* start Exercise input *
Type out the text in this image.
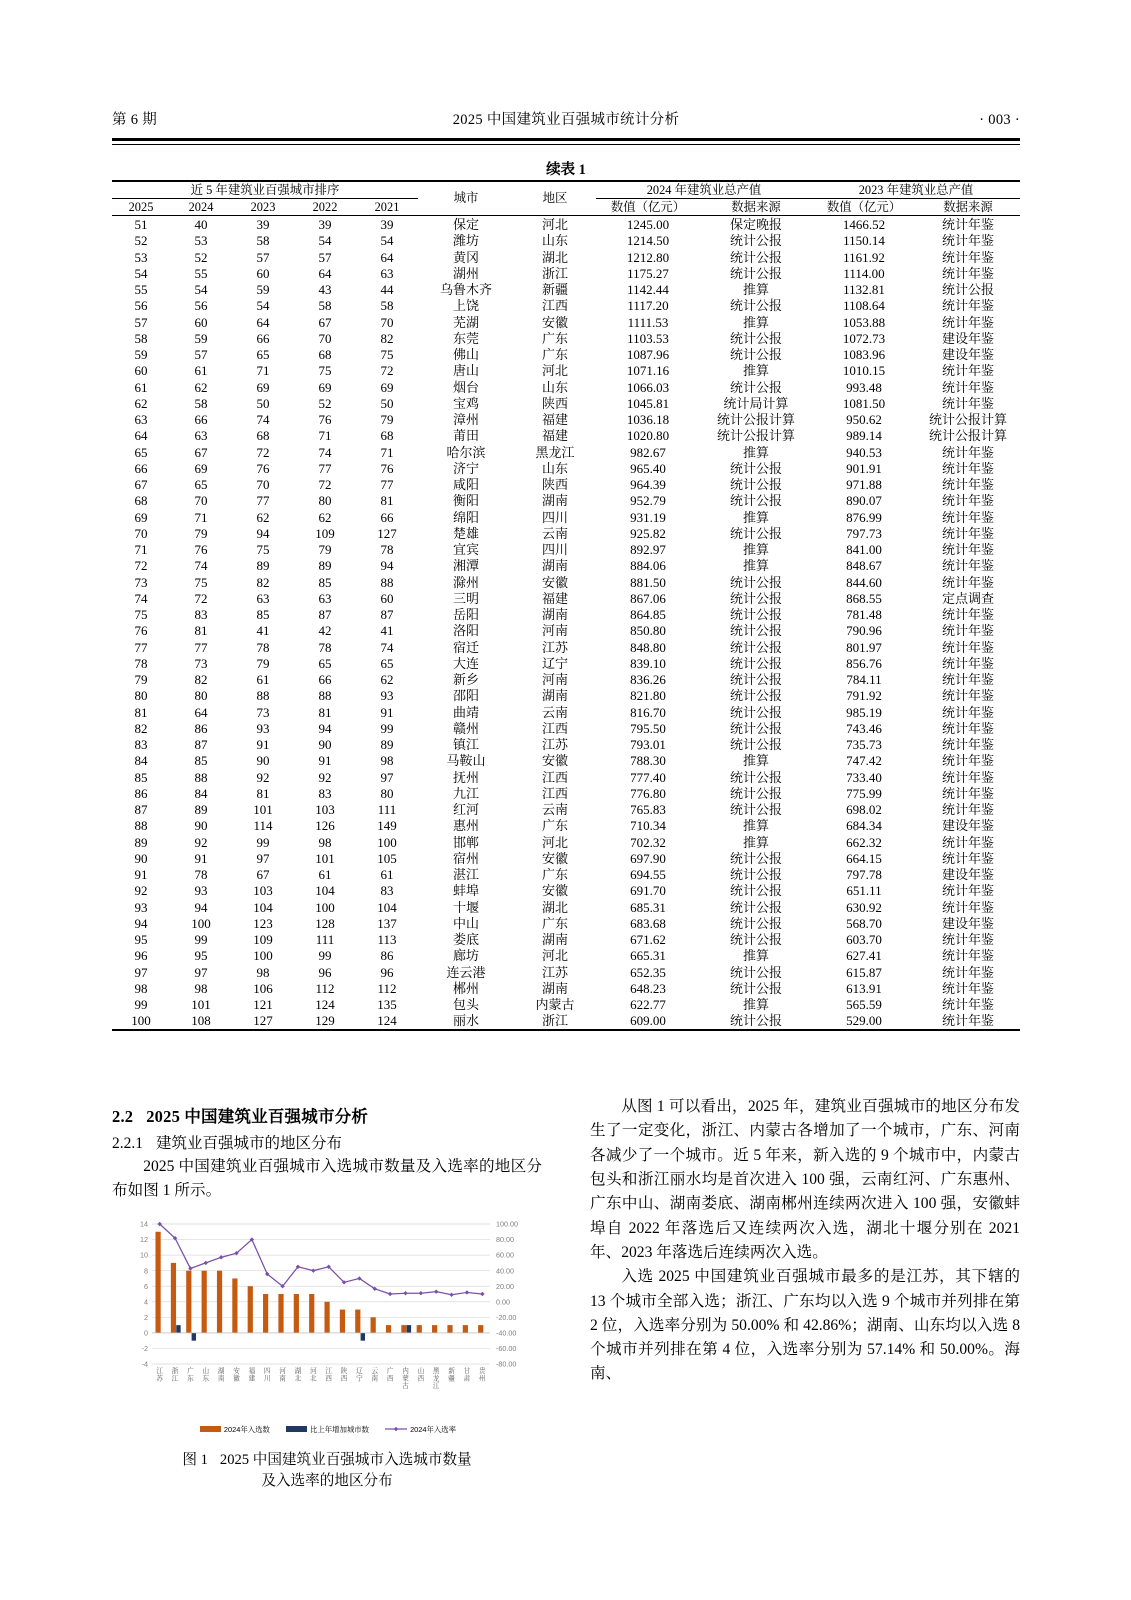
第 6 期	2025 中国建筑业百强城市统计分析	· 003 ·
续表 1
近 5 年建筑业百强城市排序					城市	地区	2024 年建筑业总产值		2023 年建筑业总产值	
2025	2024	2023	2022	2021			数值（亿元）	数据来源	数值（亿元）	数据来源
51	40	39	39	39	保定	河北	1245.00	保定晚报	1466.52	统计年鉴
52	53	58	54	54	潍坊	山东	1214.50	统计公报	1150.14	统计年鉴
53	52	57	57	64	黄冈	湖北	1212.80	统计公报	1161.92	统计年鉴
54	55	60	64	63	湖州	浙江	1175.27	统计公报	1114.00	统计年鉴
55	54	59	43	44	乌鲁木齐	新疆	1142.44	推算	1132.81	统计公报
56	56	54	58	58	上饶	江西	1117.20	统计公报	1108.64	统计年鉴
57	60	64	67	70	芜湖	安徽	1111.53	推算	1053.88	统计年鉴
58	59	66	70	82	东莞	广东	1103.53	统计公报	1072.73	建设年鉴
59	57	65	68	75	佛山	广东	1087.96	统计公报	1083.96	建设年鉴
60	61	71	75	72	唐山	河北	1071.16	推算	1010.15	统计年鉴
61	62	69	69	69	烟台	山东	1066.03	统计公报	993.48	统计年鉴
62	58	50	52	50	宝鸡	陕西	1045.81	统计局计算	1081.50	统计年鉴
63	66	74	76	79	漳州	福建	1036.18	统计公报计算	950.62	统计公报计算
64	63	68	71	68	莆田	福建	1020.80	统计公报计算	989.14	统计公报计算
65	67	72	74	71	哈尔滨	黑龙江	982.67	推算	940.53	统计年鉴
66	69	76	77	76	济宁	山东	965.40	统计公报	901.91	统计年鉴
67	65	70	72	77	咸阳	陕西	964.39	统计公报	971.88	统计年鉴
68	70	77	80	81	衡阳	湖南	952.79	统计公报	890.07	统计年鉴
69	71	62	62	66	绵阳	四川	931.19	推算	876.99	统计年鉴
70	79	94	109	127	楚雄	云南	925.82	统计公报	797.73	统计年鉴
71	76	75	79	78	宜宾	四川	892.97	推算	841.00	统计年鉴
72	74	89	89	94	湘潭	湖南	884.06	推算	848.67	统计年鉴
73	75	82	85	88	滁州	安徽	881.50	统计公报	844.60	统计年鉴
74	72	63	63	60	三明	福建	867.06	统计公报	868.55	定点调查
75	83	85	87	87	岳阳	湖南	864.85	统计公报	781.48	统计年鉴
76	81	41	42	41	洛阳	河南	850.80	统计公报	790.96	统计年鉴
77	77	78	78	74	宿迁	江苏	848.80	统计公报	801.97	统计年鉴
78	73	79	65	65	大连	辽宁	839.10	统计公报	856.76	统计年鉴
79	82	61	66	62	新乡	河南	836.26	统计公报	784.11	统计年鉴
80	80	88	88	93	邵阳	湖南	821.80	统计公报	791.92	统计年鉴
81	64	73	81	91	曲靖	云南	816.70	统计公报	985.19	统计年鉴
82	86	93	94	99	赣州	江西	795.50	统计公报	743.46	统计年鉴
83	87	91	90	89	镇江	江苏	793.01	统计公报	735.73	统计年鉴
84	85	90	91	98	马鞍山	安徽	788.30	推算	747.42	统计年鉴
85	88	92	92	97	抚州	江西	777.40	统计公报	733.40	统计年鉴
86	84	81	83	80	九江	江西	776.80	统计公报	775.99	统计年鉴
87	89	101	103	111	红河	云南	765.83	统计公报	698.02	统计年鉴
88	90	114	126	149	惠州	广东	710.34	推算	684.34	建设年鉴
89	92	99	98	100	邯郸	河北	702.32	推算	662.32	统计年鉴
90	91	97	101	105	宿州	安徽	697.90	统计公报	664.15	统计年鉴
91	78	67	61	61	湛江	广东	694.55	统计公报	797.78	建设年鉴
92	93	103	104	83	蚌埠	安徽	691.70	统计公报	651.11	统计年鉴
93	94	104	100	104	十堰	湖北	685.31	统计公报	630.92	统计年鉴
94	100	123	128	137	中山	广东	683.68	统计公报	568.70	建设年鉴
95	99	109	111	113	娄底	湖南	671.62	统计公报	603.70	统计年鉴
96	95	100	99	86	廊坊	河北	665.31	推算	627.41	统计年鉴
97	97	98	96	96	连云港	江苏	652.35	统计公报	615.87	统计年鉴
98	98	106	112	112	郴州	湖南	648.23	统计公报	613.91	统计年鉴
99	101	121	124	135	包头	内蒙古	622.77	推算	565.59	统计年鉴
100	108	127	129	124	丽水	浙江	609.00	统计公报	529.00	统计年鉴
2.2 2025 中国建筑业百强城市分析
2.2.1 建筑业百强城市的地区分布

2025 中国建筑业百强城市入选城市数量及入选率的地区分布如图 1 所示。

-4	-80.00
-2	-60.00
0	-40.00
2	-20.00
4	0.00
6	20.00
8	40.00
10	60.00
12	80.00
14	100.00
江
苏
浙
江
广
东
山
东
湖
南
安
徽
福
建
四
川
河
南
湖
北
河
北
江
西
陕
西
辽
宁
云
南
广
西
内
蒙
古
山
西
黑
龙
江
新
疆
甘
肃
贵
州
2024年入选数	比上年增加城市数	2024年入选率
图 1 2025 中国建筑业百强城市入选城市数量
及入选率的地区分布

从图 1 可以看出，2025 年，建筑业百强城市的地区分布发生了一定变化，浙江、内蒙古各增加了一个城市，广东、河南各减少了一个城市。近 5 年来，新入选的 9 个城市中，内蒙古包头和浙江丽水均是首次进入 100 强，云南红河、广东惠州、广东中山、湖南娄底、湖南郴州连续两次进入 100 强，安徽蚌埠自 2022 年落选后又连续两次入选，湖北十堰分别在 2021 年、2023 年落选后连续两次入选。

入选 2025 中国建筑业百强城市最多的是江苏，其下辖的 13 个城市全部入选；浙江、广东均以入选 9 个城市并列排在第 2 位，入选率分别为 50.00% 和 42.86%；湖南、山东均以入选 8 个城市并列排在第 4 位，入选率分别为 57.14% 和 50.00%。海南、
* end Exercise input *
What the task asks
Pull out each line containing the word "统计公报计算" and copy it.

Full solution
63	66	74	76	79	漳州	福建	1036.18	统计公报计算	950.62	统计公报计算
64	63	68	71	68	莆田	福建	1020.80	统计公报计算	989.14	统计公报计算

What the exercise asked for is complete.